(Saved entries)
____________________

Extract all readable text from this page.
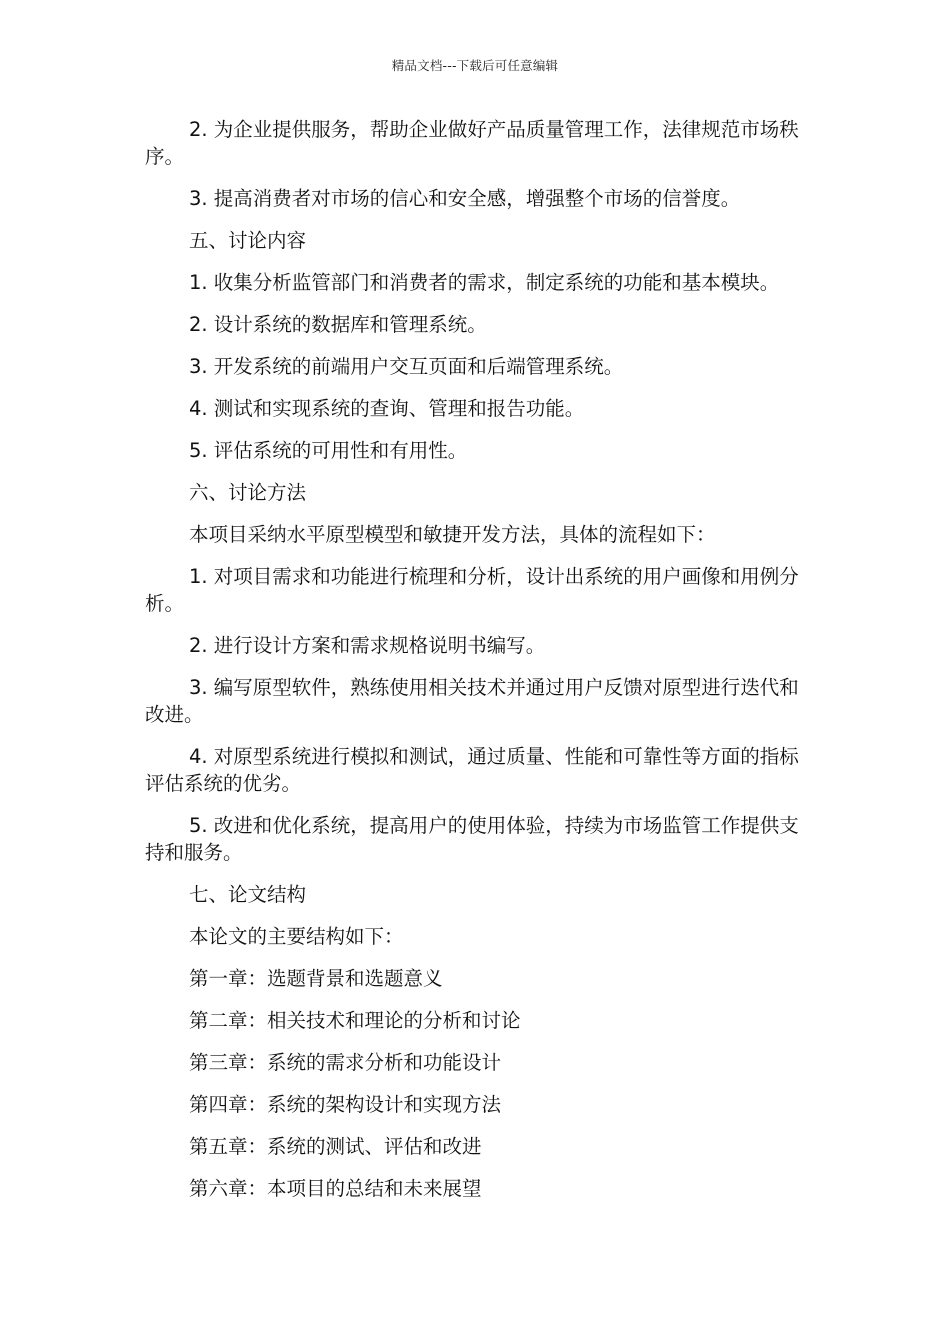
精品文档---下载后可任意编辑

2. 为企业提供服务，帮助企业做好产品质量管理工作，法律规范市场秩序。

3. 提高消费者对市场的信心和安全感，增强整个市场的信誉度。

五、讨论内容

1. 收集分析监管部门和消费者的需求，制定系统的功能和基本模块。

2. 设计系统的数据库和管理系统。

3. 开发系统的前端用户交互页面和后端管理系统。

4. 测试和实现系统的查询、管理和报告功能。

5. 评估系统的可用性和有用性。

六、讨论方法

本项目采纳水平原型模型和敏捷开发方法，具体的流程如下：

1. 对项目需求和功能进行梳理和分析，设计出系统的用户画像和用例分析。

2. 进行设计方案和需求规格说明书编写。

3. 编写原型软件，熟练使用相关技术并通过用户反馈对原型进行迭代和改进。

4. 对原型系统进行模拟和测试，通过质量、性能和可靠性等方面的指标评估系统的优劣。

5. 改进和优化系统，提高用户的使用体验，持续为市场监管工作提供支持和服务。

七、论文结构

本论文的主要结构如下：

第一章：选题背景和选题意义

第二章：相关技术和理论的分析和讨论

第三章：系统的需求分析和功能设计

第四章：系统的架构设计和实现方法

第五章：系统的测试、评估和改进

第六章：本项目的总结和未来展望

____________________

*STATED GOAL*
Take the listing above and print it exactly, apart from the pictures.

*ANSWER TO THIS PROBLEM*
Extract all readable text from this page.
精品文档---下载后可任意编辑

2. 为企业提供服务，帮助企业做好产品质量管理工作，法律规范市场秩序。

3. 提高消费者对市场的信心和安全感，增强整个市场的信誉度。

五、讨论内容

1. 收集分析监管部门和消费者的需求，制定系统的功能和基本模块。

2. 设计系统的数据库和管理系统。

3. 开发系统的前端用户交互页面和后端管理系统。

4. 测试和实现系统的查询、管理和报告功能。

5. 评估系统的可用性和有用性。

六、讨论方法

本项目采纳水平原型模型和敏捷开发方法，具体的流程如下：

1. 对项目需求和功能进行梳理和分析，设计出系统的用户画像和用例分析。

2. 进行设计方案和需求规格说明书编写。

3. 编写原型软件，熟练使用相关技术并通过用户反馈对原型进行迭代和改进。

4. 对原型系统进行模拟和测试，通过质量、性能和可靠性等方面的指标评估系统的优劣。

5. 改进和优化系统，提高用户的使用体验，持续为市场监管工作提供支持和服务。

七、论文结构

本论文的主要结构如下：

第一章：选题背景和选题意义

第二章：相关技术和理论的分析和讨论

第三章：系统的需求分析和功能设计

第四章：系统的架构设计和实现方法

第五章：系统的测试、评估和改进

第六章：本项目的总结和未来展望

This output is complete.